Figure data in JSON
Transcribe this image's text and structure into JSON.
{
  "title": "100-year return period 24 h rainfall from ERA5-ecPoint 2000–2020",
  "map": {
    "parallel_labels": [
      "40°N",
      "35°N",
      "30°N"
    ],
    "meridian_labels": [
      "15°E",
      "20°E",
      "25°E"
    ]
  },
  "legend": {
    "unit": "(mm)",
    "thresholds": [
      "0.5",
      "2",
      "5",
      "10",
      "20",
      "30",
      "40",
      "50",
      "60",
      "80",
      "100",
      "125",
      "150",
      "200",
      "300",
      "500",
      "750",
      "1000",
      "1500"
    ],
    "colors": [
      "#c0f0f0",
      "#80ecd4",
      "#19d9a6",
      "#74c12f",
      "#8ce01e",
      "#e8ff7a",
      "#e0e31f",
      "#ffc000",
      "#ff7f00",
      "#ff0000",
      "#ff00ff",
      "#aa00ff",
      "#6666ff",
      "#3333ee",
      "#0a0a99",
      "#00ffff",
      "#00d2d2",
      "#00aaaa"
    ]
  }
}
* * *
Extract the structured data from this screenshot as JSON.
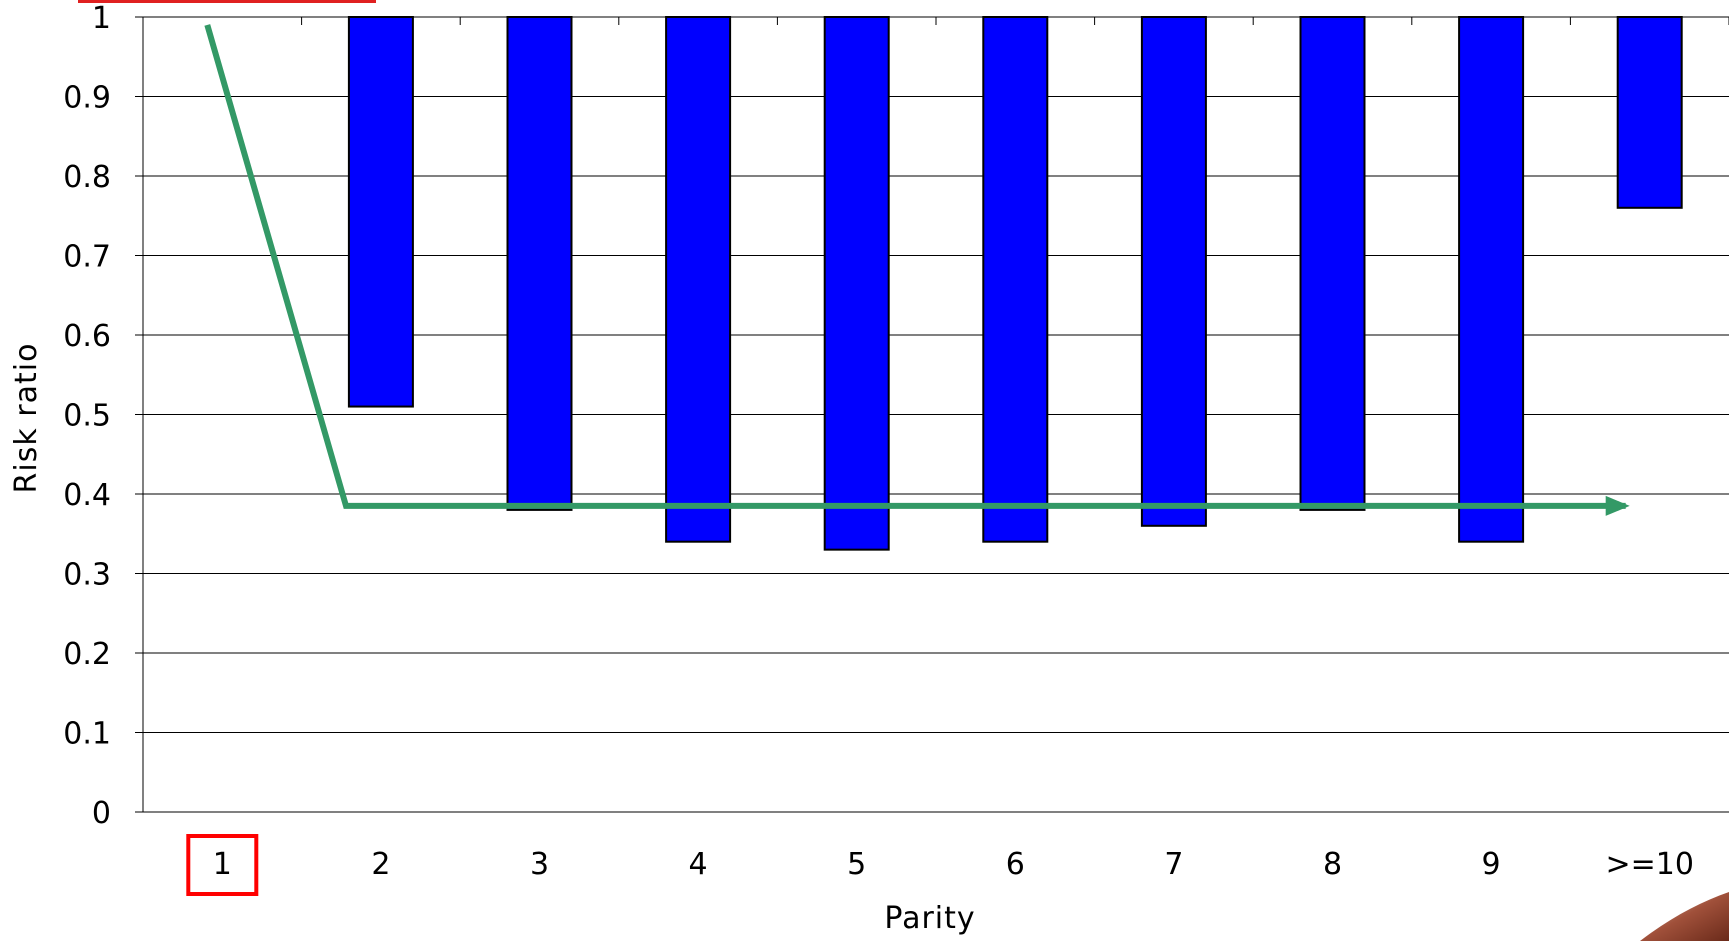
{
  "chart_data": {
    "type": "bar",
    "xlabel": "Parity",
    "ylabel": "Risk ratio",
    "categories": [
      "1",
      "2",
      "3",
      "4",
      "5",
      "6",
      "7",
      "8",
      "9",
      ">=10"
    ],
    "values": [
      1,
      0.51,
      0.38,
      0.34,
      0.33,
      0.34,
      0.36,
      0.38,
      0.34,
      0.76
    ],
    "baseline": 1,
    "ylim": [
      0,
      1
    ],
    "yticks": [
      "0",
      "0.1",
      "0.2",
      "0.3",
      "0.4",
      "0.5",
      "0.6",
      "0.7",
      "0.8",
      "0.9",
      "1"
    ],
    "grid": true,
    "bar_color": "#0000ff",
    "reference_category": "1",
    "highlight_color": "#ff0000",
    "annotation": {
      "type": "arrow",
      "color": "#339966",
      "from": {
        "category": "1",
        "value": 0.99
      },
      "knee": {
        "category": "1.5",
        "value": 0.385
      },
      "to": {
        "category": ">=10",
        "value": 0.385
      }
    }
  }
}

_EXERCISE OBJECTIVE_
Read through the entries and copy every line that includes "this".

_RESULT_
Transcribe this image's text and structure into JSON.
Extract the structured data from this screenshot as JSON.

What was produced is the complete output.